What is being asked :: Reproduce each line of the material exactly, minus any picture.

Data rows ::
++++++++++

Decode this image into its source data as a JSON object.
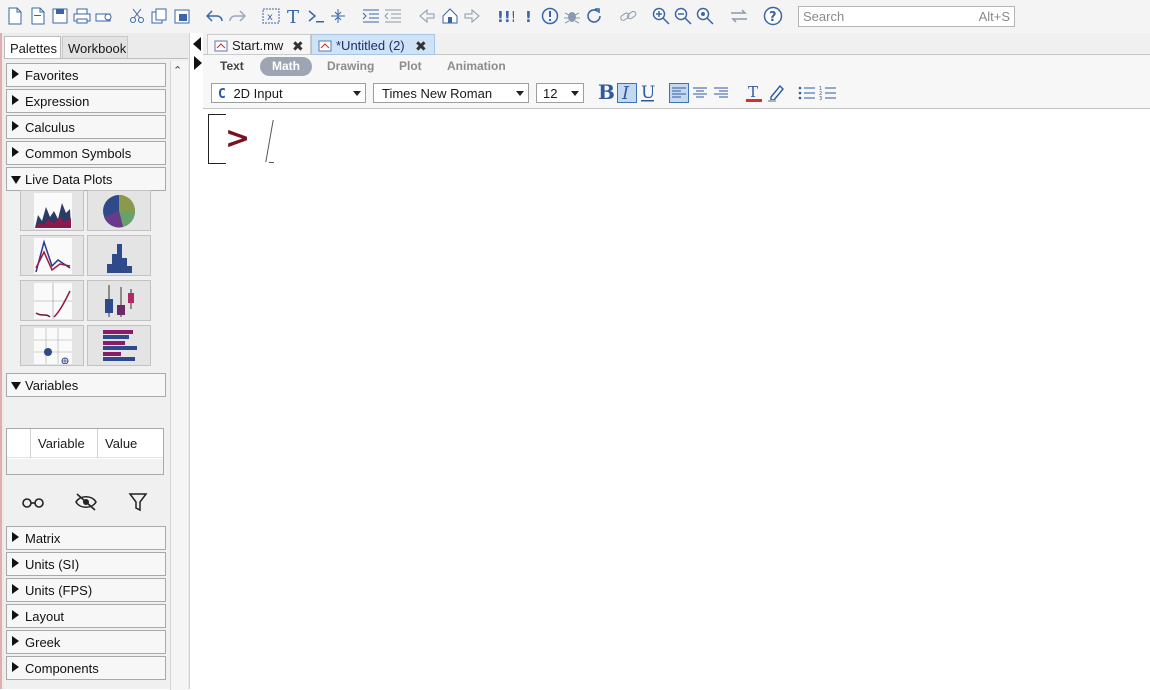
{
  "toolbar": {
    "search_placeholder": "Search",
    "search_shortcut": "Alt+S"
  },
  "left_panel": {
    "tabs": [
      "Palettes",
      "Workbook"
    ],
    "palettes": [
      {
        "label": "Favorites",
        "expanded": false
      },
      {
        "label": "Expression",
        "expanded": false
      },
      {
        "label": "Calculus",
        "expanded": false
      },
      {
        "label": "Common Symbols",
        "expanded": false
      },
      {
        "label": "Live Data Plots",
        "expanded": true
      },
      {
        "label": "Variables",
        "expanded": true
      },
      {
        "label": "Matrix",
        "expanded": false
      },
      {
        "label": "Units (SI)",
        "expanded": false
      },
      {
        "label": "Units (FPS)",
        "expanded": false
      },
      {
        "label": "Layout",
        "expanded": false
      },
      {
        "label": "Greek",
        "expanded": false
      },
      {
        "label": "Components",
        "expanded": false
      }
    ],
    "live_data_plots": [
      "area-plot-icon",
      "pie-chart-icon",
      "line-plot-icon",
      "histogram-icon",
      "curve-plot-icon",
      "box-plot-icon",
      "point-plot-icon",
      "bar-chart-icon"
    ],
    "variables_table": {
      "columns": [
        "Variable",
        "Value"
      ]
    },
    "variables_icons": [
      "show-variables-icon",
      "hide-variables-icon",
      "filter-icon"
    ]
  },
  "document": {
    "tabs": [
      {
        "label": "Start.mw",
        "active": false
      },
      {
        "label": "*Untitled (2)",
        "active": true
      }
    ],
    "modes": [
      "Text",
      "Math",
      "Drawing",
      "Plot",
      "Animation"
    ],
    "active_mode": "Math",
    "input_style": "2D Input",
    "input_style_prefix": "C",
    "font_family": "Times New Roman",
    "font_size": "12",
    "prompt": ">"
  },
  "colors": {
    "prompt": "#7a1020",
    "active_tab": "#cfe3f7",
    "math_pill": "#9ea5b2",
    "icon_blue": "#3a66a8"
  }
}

++++++++++

Response to the task ::
Decode this image into its source data as a JSON object.
{
  "toolbar": {
    "search_placeholder": "Search",
    "search_shortcut": "Alt+S"
  },
  "left_panel": {
    "tabs": [
      "Palettes",
      "Workbook"
    ],
    "palettes": [
      {
        "label": "Favorites",
        "expanded": false
      },
      {
        "label": "Expression",
        "expanded": false
      },
      {
        "label": "Calculus",
        "expanded": false
      },
      {
        "label": "Common Symbols",
        "expanded": false
      },
      {
        "label": "Live Data Plots",
        "expanded": true
      },
      {
        "label": "Variables",
        "expanded": true
      },
      {
        "label": "Matrix",
        "expanded": false
      },
      {
        "label": "Units (SI)",
        "expanded": false
      },
      {
        "label": "Units (FPS)",
        "expanded": false
      },
      {
        "label": "Layout",
        "expanded": false
      },
      {
        "label": "Greek",
        "expanded": false
      },
      {
        "label": "Components",
        "expanded": false
      }
    ],
    "live_data_plots": [
      "area-plot-icon",
      "pie-chart-icon",
      "line-plot-icon",
      "histogram-icon",
      "curve-plot-icon",
      "box-plot-icon",
      "point-plot-icon",
      "bar-chart-icon"
    ],
    "variables_table": {
      "columns": [
        "Variable",
        "Value"
      ]
    },
    "variables_icons": [
      "show-variables-icon",
      "hide-variables-icon",
      "filter-icon"
    ]
  },
  "document": {
    "tabs": [
      {
        "label": "Start.mw",
        "active": false
      },
      {
        "label": "*Untitled (2)",
        "active": true
      }
    ],
    "modes": [
      "Text",
      "Math",
      "Drawing",
      "Plot",
      "Animation"
    ],
    "active_mode": "Math",
    "input_style": "2D Input",
    "input_style_prefix": "C",
    "font_family": "Times New Roman",
    "font_size": "12",
    "prompt": ">"
  },
  "colors": {
    "prompt": "#7a1020",
    "active_tab": "#cfe3f7",
    "math_pill": "#9ea5b2",
    "icon_blue": "#3a66a8"
  }
}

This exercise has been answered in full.